DIRECTIONS ::
Extract, from the records beneath this instruction, each line that contains the word "défaut".

GIVEN ENTRIES ::
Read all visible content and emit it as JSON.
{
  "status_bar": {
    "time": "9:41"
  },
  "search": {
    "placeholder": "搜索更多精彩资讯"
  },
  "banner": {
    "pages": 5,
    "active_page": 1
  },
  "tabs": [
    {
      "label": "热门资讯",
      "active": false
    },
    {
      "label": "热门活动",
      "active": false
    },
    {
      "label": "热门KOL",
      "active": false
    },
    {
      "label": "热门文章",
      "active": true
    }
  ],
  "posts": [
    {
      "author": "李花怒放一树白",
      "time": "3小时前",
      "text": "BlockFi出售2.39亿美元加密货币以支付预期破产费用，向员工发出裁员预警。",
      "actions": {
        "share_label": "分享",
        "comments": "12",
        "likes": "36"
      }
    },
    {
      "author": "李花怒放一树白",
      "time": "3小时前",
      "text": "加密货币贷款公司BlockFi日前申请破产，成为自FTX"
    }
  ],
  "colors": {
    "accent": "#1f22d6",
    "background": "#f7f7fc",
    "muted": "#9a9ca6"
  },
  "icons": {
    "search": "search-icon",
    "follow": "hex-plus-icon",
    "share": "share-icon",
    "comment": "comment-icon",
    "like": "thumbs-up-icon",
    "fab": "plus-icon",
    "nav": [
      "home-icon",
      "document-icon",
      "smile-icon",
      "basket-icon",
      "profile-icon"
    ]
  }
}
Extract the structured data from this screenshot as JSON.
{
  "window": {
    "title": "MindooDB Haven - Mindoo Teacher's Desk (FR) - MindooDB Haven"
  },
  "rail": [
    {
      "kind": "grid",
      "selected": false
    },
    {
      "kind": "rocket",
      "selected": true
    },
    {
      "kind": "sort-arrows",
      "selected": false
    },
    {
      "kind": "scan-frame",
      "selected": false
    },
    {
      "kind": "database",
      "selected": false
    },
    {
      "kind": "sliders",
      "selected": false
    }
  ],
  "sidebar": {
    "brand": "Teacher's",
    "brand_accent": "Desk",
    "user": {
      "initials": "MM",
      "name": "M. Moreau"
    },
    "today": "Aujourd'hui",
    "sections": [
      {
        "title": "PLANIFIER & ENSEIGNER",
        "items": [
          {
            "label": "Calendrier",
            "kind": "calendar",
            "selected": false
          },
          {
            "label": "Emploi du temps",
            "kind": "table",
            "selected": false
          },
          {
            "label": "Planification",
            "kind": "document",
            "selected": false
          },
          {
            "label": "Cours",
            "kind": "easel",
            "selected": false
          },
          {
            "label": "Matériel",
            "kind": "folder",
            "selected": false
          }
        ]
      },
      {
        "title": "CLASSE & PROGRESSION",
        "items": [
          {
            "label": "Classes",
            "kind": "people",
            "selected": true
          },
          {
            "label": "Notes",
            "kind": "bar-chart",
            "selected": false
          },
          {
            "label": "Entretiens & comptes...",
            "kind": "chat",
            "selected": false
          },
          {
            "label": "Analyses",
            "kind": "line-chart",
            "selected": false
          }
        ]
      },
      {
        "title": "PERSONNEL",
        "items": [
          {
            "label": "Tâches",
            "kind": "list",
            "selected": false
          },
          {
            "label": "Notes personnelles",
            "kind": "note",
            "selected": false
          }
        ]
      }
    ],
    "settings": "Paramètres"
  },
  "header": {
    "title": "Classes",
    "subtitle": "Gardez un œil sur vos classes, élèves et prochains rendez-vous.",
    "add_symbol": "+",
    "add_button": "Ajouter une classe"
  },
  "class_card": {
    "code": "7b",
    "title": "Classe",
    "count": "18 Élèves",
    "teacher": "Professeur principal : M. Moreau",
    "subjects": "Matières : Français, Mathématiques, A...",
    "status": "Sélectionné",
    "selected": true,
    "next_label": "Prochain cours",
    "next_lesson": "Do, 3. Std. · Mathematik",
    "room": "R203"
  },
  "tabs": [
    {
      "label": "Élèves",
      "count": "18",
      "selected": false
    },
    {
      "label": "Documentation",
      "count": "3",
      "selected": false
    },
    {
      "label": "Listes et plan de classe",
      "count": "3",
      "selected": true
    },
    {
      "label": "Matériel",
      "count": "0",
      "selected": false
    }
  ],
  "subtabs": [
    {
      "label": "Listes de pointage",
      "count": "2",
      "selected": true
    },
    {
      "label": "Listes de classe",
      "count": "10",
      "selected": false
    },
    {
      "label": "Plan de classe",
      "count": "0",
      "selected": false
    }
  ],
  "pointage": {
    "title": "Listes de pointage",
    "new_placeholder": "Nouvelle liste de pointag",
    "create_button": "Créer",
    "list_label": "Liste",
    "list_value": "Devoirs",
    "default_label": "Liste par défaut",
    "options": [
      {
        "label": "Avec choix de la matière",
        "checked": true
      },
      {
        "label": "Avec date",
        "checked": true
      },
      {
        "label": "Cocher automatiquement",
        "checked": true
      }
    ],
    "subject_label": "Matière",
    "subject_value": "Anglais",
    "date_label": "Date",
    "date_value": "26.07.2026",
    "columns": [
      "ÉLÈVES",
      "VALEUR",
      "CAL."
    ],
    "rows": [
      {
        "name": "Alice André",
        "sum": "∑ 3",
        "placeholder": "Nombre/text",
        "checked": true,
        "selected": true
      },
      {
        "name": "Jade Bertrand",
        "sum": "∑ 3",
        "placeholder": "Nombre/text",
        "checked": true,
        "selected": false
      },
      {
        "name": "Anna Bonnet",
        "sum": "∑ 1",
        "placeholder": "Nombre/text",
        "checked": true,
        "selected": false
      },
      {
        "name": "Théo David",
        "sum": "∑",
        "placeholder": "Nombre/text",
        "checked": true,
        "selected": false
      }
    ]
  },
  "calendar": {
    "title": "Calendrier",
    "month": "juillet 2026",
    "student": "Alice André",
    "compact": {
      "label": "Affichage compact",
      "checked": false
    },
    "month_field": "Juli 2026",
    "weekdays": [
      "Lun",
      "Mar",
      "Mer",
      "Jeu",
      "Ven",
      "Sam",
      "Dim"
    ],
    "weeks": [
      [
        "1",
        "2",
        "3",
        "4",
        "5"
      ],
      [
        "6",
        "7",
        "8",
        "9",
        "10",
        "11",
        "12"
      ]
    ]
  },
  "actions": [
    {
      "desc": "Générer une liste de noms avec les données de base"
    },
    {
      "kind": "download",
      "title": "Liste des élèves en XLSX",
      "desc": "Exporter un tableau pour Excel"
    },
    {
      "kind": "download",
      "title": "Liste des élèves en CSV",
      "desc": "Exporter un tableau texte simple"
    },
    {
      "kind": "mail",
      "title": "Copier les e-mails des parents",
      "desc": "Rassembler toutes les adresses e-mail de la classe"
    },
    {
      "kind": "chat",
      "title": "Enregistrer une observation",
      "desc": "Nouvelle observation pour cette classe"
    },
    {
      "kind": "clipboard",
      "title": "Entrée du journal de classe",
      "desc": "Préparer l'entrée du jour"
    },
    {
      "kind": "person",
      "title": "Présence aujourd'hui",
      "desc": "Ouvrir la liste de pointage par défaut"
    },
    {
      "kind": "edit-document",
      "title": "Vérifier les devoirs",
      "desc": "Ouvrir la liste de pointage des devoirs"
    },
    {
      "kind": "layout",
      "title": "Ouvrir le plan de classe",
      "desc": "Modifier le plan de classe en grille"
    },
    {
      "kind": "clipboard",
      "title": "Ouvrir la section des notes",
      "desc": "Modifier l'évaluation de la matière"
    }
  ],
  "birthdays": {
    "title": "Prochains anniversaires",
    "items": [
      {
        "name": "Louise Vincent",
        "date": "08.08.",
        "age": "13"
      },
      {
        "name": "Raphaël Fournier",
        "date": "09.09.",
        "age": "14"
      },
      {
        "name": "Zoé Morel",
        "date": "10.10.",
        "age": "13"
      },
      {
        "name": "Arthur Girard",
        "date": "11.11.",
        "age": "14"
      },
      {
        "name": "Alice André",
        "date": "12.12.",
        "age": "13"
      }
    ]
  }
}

RESULT ::
    "default_label": "Liste par défaut",
      "desc": "Ouvrir la liste de pointage par défaut"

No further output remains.